— Dataset extract —
## begin
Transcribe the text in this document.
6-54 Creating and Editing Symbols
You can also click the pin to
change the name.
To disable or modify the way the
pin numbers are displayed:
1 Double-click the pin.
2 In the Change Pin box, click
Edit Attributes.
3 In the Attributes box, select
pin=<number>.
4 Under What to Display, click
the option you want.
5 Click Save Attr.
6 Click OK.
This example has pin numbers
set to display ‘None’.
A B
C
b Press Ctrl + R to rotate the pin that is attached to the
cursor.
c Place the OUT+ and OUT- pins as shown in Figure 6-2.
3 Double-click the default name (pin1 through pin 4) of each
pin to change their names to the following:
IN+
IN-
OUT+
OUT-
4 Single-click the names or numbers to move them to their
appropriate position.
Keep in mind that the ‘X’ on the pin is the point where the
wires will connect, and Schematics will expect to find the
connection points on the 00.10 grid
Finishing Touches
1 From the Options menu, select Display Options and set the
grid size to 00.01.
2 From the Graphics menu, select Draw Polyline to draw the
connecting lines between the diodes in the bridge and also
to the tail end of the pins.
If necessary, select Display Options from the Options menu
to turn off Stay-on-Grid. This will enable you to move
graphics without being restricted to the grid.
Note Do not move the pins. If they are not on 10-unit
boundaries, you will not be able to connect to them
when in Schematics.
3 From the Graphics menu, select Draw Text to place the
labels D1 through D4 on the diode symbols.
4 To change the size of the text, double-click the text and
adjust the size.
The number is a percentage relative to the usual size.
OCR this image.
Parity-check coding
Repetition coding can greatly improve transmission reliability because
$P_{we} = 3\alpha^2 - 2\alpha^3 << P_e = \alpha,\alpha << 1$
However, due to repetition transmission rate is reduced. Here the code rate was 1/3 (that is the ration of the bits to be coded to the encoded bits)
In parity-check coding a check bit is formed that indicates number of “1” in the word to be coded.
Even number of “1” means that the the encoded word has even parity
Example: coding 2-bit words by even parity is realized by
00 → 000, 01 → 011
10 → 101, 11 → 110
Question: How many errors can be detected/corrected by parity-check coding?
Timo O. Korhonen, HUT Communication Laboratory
## end
— Task details —
Transcribe the material exactly as it reads.

— The answer —
Transcribe the text in this document.
6-54 Creating and Editing Symbols
You can also click the pin to
change the name.
To disable or modify the way the
pin numbers are displayed:
1 Double-click the pin.
2 In the Change Pin box, click
Edit Attributes.
3 In the Attributes box, select
pin=<number>.
4 Under What to Display, click
the option you want.
5 Click Save Attr.
6 Click OK.
This example has pin numbers
set to display ‘None’.
A B
C
b Press Ctrl + R to rotate the pin that is attached to the
cursor.
c Place the OUT+ and OUT- pins as shown in Figure 6-2.
3 Double-click the default name (pin1 through pin 4) of each
pin to change their names to the following:
IN+
IN-
OUT+
OUT-
4 Single-click the names or numbers to move them to their
appropriate position.
Keep in mind that the ‘X’ on the pin is the point where the
wires will connect, and Schematics will expect to find the
connection points on the 00.10 grid
Finishing Touches
1 From the Options menu, select Display Options and set the
grid size to 00.01.
2 From the Graphics menu, select Draw Polyline to draw the
connecting lines between the diodes in the bridge and also
to the tail end of the pins.
If necessary, select Display Options from the Options menu
to turn off Stay-on-Grid. This will enable you to move
graphics without being restricted to the grid.
Note Do not move the pins. If they are not on 10-unit
boundaries, you will not be able to connect to them
when in Schematics.
3 From the Graphics menu, select Draw Text to place the
labels D1 through D4 on the diode symbols.
4 To change the size of the text, double-click the text and
adjust the size.
The number is a percentage relative to the usual size.
OCR this image.
Parity-check coding
Repetition coding can greatly improve transmission reliability because
$P_{we} = 3\alpha^2 - 2\alpha^3 << P_e = \alpha,\alpha << 1$
However, due to repetition transmission rate is reduced. Here the code rate was 1/3 (that is the ration of the bits to be coded to the encoded bits)
In parity-check coding a check bit is formed that indicates number of “1” in the word to be coded.
Even number of “1” means that the the encoded word has even parity
Example: coding 2-bit words by even parity is realized by
00 → 000, 01 → 011
10 → 101, 11 → 110
Question: How many errors can be detected/corrected by parity-check coding?
Timo O. Korhonen, HUT Communication Laboratory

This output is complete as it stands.